Material shown ▸

——————————

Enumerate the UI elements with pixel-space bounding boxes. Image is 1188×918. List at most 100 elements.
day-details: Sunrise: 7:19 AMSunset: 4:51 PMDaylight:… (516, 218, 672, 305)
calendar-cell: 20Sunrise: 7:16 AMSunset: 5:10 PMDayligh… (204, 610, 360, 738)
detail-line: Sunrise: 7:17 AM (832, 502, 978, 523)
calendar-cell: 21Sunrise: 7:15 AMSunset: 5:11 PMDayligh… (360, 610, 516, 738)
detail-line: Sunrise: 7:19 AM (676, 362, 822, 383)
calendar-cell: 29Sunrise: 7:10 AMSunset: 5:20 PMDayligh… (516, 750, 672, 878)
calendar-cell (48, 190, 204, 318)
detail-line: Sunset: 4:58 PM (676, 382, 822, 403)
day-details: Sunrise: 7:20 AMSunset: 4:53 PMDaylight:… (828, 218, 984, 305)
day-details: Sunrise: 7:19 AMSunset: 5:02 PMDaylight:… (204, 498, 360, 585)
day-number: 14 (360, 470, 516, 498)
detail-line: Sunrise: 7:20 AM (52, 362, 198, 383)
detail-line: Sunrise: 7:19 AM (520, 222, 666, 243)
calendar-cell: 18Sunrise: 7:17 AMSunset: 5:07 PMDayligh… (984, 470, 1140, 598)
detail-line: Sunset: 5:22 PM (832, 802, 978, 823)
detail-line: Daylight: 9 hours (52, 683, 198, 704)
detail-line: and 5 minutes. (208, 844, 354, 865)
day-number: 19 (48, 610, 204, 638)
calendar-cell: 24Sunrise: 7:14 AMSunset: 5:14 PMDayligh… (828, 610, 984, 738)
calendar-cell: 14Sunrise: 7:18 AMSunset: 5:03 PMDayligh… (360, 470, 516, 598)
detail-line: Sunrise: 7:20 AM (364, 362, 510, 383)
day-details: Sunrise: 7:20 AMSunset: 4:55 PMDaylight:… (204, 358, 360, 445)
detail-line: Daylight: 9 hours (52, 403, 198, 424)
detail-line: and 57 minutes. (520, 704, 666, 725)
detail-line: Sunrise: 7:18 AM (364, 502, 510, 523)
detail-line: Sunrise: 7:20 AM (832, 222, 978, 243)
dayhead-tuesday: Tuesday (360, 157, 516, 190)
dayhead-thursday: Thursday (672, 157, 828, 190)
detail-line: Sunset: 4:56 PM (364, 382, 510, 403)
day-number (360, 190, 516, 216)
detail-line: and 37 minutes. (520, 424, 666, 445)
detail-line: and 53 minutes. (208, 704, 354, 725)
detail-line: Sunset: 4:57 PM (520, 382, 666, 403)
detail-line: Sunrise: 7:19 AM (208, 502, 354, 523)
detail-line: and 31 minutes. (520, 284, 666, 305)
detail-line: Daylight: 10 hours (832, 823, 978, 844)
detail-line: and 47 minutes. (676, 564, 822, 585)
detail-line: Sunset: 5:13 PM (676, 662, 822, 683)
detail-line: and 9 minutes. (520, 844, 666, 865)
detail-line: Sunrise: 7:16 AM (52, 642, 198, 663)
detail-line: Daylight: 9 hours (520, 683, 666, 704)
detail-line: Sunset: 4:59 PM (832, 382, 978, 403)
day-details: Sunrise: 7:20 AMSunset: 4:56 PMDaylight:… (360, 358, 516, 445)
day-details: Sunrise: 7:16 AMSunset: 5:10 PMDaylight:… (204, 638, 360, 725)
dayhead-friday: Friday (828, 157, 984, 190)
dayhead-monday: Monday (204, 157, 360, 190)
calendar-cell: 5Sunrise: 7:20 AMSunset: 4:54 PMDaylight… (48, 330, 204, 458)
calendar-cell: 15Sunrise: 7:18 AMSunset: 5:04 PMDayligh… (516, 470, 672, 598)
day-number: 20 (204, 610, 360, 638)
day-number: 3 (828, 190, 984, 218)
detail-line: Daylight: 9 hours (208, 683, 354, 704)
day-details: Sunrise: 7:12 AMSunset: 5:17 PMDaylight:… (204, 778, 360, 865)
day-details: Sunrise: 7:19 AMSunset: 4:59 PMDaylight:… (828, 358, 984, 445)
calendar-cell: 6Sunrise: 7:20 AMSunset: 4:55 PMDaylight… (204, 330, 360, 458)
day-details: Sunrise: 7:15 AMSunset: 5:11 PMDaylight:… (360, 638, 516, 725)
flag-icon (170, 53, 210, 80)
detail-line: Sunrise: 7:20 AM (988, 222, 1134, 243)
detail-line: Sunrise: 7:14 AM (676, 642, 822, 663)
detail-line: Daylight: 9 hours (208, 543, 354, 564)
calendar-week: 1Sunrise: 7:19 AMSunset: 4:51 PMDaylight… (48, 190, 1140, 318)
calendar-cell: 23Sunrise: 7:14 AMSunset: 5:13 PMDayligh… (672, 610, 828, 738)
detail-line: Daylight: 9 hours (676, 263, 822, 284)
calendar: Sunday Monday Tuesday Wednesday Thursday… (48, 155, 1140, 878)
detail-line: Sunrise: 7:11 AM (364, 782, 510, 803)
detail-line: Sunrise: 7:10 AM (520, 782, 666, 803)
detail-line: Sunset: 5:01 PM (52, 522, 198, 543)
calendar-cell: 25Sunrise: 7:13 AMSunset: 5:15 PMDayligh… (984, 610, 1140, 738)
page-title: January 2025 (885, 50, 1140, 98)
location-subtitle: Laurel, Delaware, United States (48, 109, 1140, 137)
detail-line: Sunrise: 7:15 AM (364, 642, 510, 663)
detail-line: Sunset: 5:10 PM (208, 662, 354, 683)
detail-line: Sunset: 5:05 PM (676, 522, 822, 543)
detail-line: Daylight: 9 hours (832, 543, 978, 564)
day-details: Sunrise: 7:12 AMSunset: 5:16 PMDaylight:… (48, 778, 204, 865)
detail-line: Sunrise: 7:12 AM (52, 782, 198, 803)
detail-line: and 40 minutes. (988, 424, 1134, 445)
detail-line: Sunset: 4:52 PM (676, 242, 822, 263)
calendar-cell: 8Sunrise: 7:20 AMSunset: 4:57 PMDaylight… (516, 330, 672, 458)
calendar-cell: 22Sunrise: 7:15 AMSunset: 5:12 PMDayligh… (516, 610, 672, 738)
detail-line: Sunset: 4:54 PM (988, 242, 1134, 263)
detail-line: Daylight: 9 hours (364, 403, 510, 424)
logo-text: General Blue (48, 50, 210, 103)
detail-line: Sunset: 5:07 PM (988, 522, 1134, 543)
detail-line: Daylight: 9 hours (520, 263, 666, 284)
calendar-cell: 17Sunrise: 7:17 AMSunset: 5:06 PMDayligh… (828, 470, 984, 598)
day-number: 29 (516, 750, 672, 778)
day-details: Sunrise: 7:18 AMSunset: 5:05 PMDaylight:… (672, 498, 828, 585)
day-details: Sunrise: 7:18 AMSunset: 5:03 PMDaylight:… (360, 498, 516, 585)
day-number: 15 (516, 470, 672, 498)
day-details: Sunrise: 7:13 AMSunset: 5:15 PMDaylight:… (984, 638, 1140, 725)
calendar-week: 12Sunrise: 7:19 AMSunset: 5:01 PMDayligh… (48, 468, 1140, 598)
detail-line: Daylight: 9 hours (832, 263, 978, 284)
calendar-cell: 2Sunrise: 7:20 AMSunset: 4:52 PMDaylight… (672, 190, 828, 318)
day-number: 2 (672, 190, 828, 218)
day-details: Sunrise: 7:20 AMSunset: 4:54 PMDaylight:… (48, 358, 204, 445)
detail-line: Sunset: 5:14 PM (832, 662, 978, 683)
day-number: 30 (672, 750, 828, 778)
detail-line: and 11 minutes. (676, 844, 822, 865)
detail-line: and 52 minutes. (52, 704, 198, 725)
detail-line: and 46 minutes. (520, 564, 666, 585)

——————————

Exercise ▸
Format the rows from the start of the records through the line containing "dayhead-tuesday: Tuesday (360, 157, 516, 190)", inclusive, as a JSON list of strings with one string per line and blank lines omitted.

Response to the exercise ▸
[
  "Enumerate the UI elements with pixel-space bounding boxes. Image is 1188×918. List at most 100 elements.",
  "day-details: Sunrise: 7:19 AMSunset: 4:51 PMDaylight:… (516, 218, 672, 305)",
  "calendar-cell: 20Sunrise: 7:16 AMSunset: 5:10 PMDayligh… (204, 610, 360, 738)",
  "detail-line: Sunrise: 7:17 AM (832, 502, 978, 523)",
  "calendar-cell: 21Sunrise: 7:15 AMSunset: 5:11 PMDayligh… (360, 610, 516, 738)",
  "detail-line: Sunrise: 7:19 AM (676, 362, 822, 383)",
  "calendar-cell: 29Sunrise: 7:10 AMSunset: 5:20 PMDayligh… (516, 750, 672, 878)",
  "calendar-cell (48, 190, 204, 318)",
  "detail-line: Sunset: 4:58 PM (676, 382, 822, 403)",
  "day-details: Sunrise: 7:20 AMSunset: 4:53 PMDaylight:… (828, 218, 984, 305)",
  "day-details: Sunrise: 7:19 AMSunset: 5:02 PMDaylight:… (204, 498, 360, 585)",
  "day-number: 14 (360, 470, 516, 498)",
  "detail-line: Sunrise: 7:20 AM (52, 362, 198, 383)",
  "detail-line: Sunrise: 7:19 AM (520, 222, 666, 243)",
  "calendar-cell: 18Sunrise: 7:17 AMSunset: 5:07 PMDayligh… (984, 470, 1140, 598)",
  "detail-line: Sunset: 5:22 PM (832, 802, 978, 823)",
  "detail-line: Daylight: 9 hours (52, 683, 198, 704)",
  "detail-line: and 5 minutes. (208, 844, 354, 865)",
  "day-number: 19 (48, 610, 204, 638)",
  "calendar-cell: 24Sunrise: 7:14 AMSunset: 5:14 PMDayligh… (828, 610, 984, 738)",
  "calendar-cell: 14Sunrise: 7:18 AMSunset: 5:03 PMDayligh… (360, 470, 516, 598)",
  "detail-line: Sunrise: 7:20 AM (364, 362, 510, 383)",
  "day-details: Sunrise: 7:20 AMSunset: 4:55 PMDaylight:… (204, 358, 360, 445)",
  "detail-line: Daylight: 9 hours (52, 403, 198, 424)",
  "detail-line: and 57 minutes. (520, 704, 666, 725)",
  "detail-line: Sunrise: 7:18 AM (364, 502, 510, 523)",
  "detail-line: Sunrise: 7:20 AM (832, 222, 978, 243)",
  "dayhead-tuesday: Tuesday (360, 157, 516, 190)"
]